▶ **Instructions for the task**
Word for word, set down the records and skip each picture.

--- Record set ---

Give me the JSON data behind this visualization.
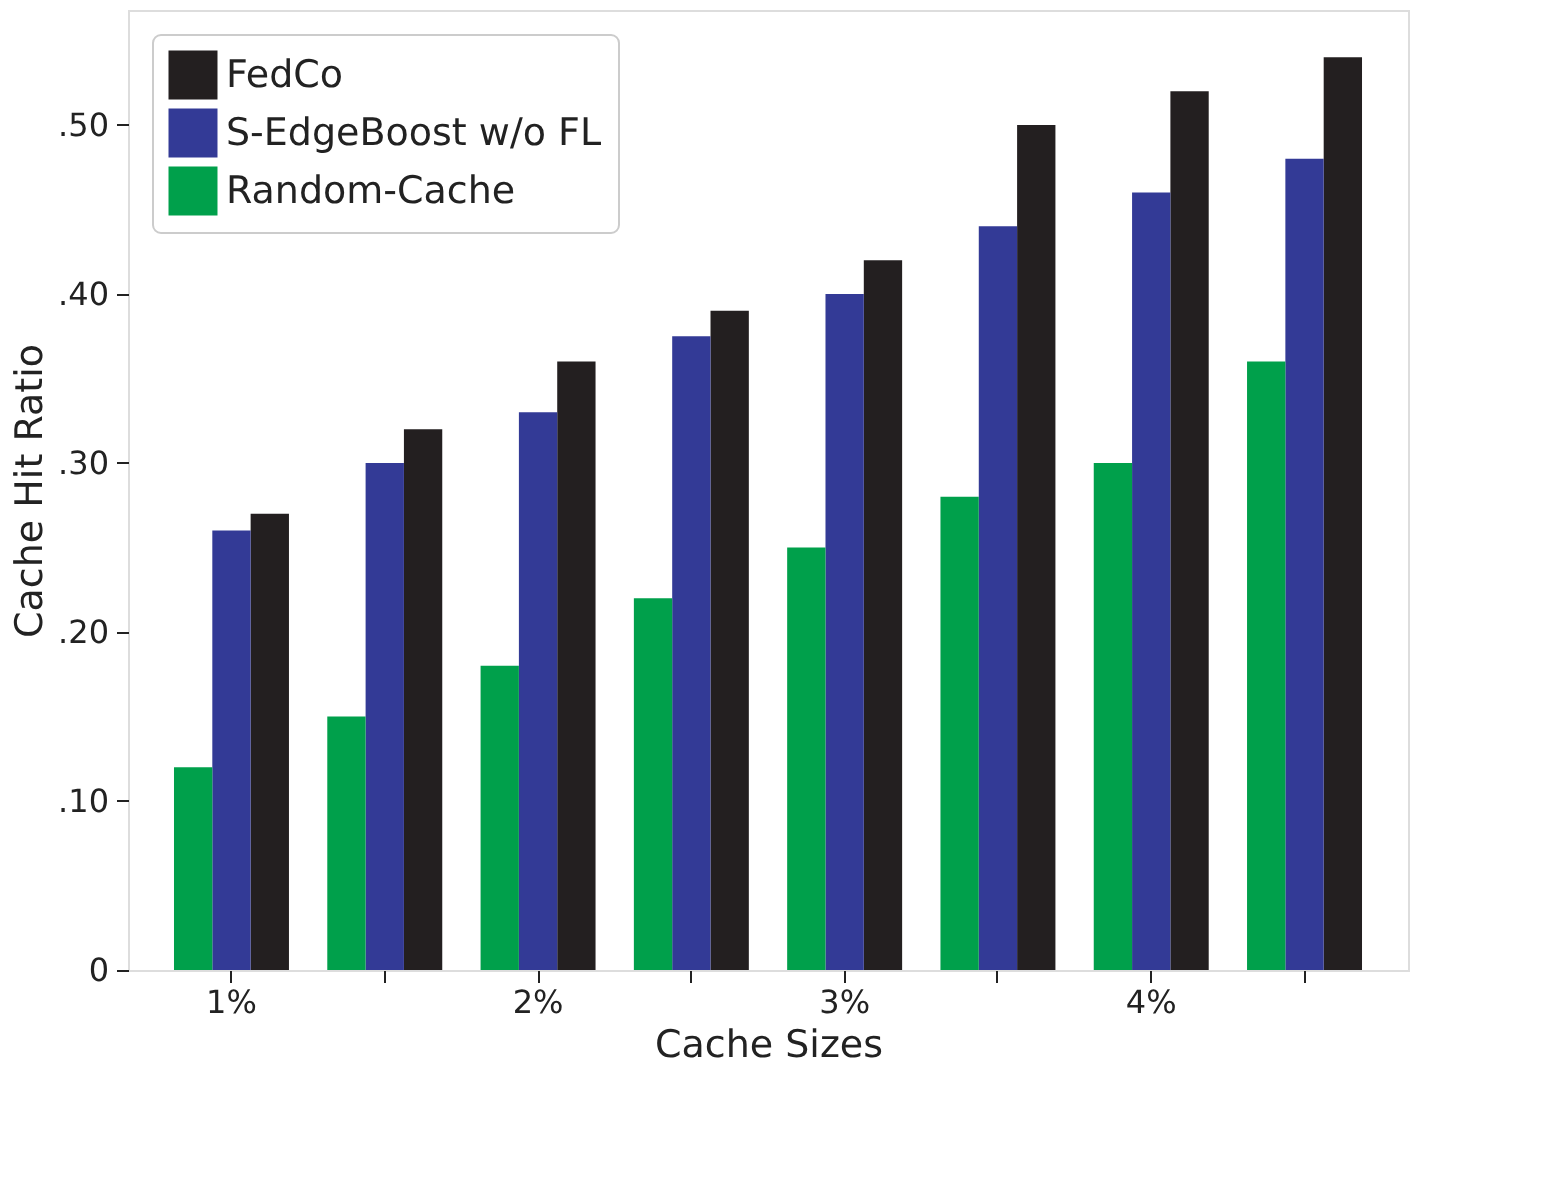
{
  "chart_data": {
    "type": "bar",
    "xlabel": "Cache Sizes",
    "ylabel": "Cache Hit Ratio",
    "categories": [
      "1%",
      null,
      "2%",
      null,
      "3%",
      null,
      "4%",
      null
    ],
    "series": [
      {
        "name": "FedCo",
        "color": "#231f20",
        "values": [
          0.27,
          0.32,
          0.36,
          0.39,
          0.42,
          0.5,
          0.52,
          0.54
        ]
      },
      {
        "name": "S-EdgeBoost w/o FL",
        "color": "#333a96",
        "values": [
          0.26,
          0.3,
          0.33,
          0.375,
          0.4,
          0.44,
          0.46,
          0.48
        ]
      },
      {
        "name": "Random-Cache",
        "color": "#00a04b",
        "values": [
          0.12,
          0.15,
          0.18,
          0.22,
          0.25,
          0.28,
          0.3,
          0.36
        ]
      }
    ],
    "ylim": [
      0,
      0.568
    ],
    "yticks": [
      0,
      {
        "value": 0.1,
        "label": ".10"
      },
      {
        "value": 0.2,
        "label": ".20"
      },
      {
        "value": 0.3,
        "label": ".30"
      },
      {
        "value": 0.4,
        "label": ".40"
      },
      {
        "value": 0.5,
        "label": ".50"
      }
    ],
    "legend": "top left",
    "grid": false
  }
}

---

▶ **Task output**
Give me the JSON data behind this visualization.
{
  "chart_data": {
    "type": "bar",
    "xlabel": "Cache Sizes",
    "ylabel": "Cache Hit Ratio",
    "categories": [
      "1%",
      null,
      "2%",
      null,
      "3%",
      null,
      "4%",
      null
    ],
    "series": [
      {
        "name": "FedCo",
        "color": "#231f20",
        "values": [
          0.27,
          0.32,
          0.36,
          0.39,
          0.42,
          0.5,
          0.52,
          0.54
        ]
      },
      {
        "name": "S-EdgeBoost w/o FL",
        "color": "#333a96",
        "values": [
          0.26,
          0.3,
          0.33,
          0.375,
          0.4,
          0.44,
          0.46,
          0.48
        ]
      },
      {
        "name": "Random-Cache",
        "color": "#00a04b",
        "values": [
          0.12,
          0.15,
          0.18,
          0.22,
          0.25,
          0.28,
          0.3,
          0.36
        ]
      }
    ],
    "ylim": [
      0,
      0.568
    ],
    "yticks": [
      0,
      {
        "value": 0.1,
        "label": ".10"
      },
      {
        "value": 0.2,
        "label": ".20"
      },
      {
        "value": 0.3,
        "label": ".30"
      },
      {
        "value": 0.4,
        "label": ".40"
      },
      {
        "value": 0.5,
        "label": ".50"
      }
    ],
    "legend": "top left",
    "grid": false
  }
}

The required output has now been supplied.